» **Exercise goal**: Please repeat the entries word for word, from the very first line through the line containing "cell-label: 12:00 AM - 4:59", with that line included.

====== Information supplied ======

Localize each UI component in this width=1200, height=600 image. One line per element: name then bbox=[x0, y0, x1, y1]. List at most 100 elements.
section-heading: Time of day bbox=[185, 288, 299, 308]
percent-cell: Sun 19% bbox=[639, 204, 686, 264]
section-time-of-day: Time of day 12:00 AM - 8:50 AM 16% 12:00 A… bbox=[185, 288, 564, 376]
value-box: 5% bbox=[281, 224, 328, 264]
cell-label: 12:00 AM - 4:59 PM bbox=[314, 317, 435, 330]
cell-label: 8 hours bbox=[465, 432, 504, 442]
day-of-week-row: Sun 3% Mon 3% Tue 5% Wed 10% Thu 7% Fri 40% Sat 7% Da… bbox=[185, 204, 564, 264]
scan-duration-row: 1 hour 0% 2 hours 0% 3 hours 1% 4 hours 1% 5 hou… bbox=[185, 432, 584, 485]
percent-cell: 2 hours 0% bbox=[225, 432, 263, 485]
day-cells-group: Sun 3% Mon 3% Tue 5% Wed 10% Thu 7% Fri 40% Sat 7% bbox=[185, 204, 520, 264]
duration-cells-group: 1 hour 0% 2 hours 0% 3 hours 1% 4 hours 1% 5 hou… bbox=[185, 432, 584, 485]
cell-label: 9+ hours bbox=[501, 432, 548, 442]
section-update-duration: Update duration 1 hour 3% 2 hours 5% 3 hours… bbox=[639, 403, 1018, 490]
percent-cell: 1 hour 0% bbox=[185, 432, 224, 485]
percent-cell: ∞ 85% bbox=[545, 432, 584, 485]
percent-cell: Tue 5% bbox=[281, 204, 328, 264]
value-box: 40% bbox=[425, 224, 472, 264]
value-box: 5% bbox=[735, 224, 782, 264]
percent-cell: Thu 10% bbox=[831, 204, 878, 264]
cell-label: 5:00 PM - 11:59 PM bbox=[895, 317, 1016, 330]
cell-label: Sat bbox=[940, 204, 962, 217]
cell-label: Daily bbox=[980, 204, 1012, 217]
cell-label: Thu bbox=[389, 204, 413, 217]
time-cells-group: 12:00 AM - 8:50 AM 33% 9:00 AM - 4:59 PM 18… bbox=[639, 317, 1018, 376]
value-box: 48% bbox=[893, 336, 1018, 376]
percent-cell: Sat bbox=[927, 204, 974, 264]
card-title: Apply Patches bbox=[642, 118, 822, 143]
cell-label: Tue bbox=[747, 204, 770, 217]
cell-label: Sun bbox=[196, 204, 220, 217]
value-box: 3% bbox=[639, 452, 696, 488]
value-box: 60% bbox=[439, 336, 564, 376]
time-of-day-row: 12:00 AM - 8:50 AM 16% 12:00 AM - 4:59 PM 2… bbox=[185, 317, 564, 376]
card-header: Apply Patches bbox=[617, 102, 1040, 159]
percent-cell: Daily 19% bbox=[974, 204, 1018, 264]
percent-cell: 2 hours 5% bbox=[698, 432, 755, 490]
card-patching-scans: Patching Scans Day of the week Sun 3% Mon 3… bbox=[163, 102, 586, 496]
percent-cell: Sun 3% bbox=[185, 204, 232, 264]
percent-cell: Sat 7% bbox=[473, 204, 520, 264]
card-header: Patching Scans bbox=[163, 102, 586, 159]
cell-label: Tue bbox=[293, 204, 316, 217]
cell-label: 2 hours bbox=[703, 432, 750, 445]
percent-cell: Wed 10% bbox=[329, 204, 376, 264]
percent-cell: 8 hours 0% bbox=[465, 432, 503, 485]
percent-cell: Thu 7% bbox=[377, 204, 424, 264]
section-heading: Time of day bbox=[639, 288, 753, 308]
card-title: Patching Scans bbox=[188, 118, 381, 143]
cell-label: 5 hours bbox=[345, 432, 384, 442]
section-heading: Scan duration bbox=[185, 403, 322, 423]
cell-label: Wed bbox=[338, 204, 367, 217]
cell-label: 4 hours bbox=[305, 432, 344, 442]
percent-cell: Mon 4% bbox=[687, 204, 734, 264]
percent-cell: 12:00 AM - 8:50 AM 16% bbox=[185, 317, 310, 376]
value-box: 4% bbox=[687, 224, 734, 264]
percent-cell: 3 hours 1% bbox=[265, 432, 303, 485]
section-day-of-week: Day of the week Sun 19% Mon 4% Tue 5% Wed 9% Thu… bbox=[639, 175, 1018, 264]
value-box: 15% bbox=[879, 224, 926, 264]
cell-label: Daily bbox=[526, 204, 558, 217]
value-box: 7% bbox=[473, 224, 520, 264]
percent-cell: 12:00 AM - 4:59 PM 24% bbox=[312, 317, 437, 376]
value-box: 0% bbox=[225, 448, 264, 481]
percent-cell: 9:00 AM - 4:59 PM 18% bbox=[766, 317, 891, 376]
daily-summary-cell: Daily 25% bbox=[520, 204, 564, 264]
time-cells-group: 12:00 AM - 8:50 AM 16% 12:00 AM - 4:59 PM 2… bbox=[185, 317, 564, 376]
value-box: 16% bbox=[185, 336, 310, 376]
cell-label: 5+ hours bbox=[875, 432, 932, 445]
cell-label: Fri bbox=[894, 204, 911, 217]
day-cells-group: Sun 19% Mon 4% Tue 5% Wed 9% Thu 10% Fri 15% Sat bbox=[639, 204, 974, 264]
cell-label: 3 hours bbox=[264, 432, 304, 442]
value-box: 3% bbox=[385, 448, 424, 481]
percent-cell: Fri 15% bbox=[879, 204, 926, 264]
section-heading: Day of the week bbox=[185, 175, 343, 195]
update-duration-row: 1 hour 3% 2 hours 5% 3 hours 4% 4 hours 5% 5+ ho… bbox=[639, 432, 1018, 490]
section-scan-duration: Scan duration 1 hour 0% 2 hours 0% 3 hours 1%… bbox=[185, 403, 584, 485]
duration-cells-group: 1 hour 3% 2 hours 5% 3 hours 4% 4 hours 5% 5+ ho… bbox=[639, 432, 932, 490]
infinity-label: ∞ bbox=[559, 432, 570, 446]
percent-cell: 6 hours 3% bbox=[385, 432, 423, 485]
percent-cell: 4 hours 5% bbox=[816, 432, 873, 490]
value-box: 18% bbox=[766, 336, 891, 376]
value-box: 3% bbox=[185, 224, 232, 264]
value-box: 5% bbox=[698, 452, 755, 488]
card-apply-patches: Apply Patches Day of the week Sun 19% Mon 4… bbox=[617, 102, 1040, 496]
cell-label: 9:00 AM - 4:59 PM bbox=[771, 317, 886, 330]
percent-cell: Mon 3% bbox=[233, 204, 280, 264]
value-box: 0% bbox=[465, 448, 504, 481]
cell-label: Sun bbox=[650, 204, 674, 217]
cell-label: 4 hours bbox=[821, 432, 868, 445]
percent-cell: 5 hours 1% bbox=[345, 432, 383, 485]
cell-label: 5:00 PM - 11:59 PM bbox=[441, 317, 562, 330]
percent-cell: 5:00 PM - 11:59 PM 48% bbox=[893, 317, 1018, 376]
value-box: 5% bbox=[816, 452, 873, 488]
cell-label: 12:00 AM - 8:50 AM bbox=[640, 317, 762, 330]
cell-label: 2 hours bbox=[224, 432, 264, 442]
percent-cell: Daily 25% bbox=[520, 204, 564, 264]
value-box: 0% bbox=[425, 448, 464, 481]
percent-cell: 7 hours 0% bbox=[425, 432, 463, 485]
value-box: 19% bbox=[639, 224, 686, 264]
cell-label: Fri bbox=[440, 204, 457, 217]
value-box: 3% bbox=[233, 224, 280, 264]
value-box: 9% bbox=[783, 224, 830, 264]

======

» **Final answer**:
Localize each UI component in this width=1200, height=600 image. One line per element: name then bbox=[x0, y0, x1, y1]. List at most 100 elements.
section-heading: Time of day bbox=[185, 288, 299, 308]
percent-cell: Sun 19% bbox=[639, 204, 686, 264]
section-time-of-day: Time of day 12:00 AM - 8:50 AM 16% 12:00 A… bbox=[185, 288, 564, 376]
value-box: 5% bbox=[281, 224, 328, 264]
cell-label: 12:00 AM - 4:59 PM bbox=[314, 317, 435, 330]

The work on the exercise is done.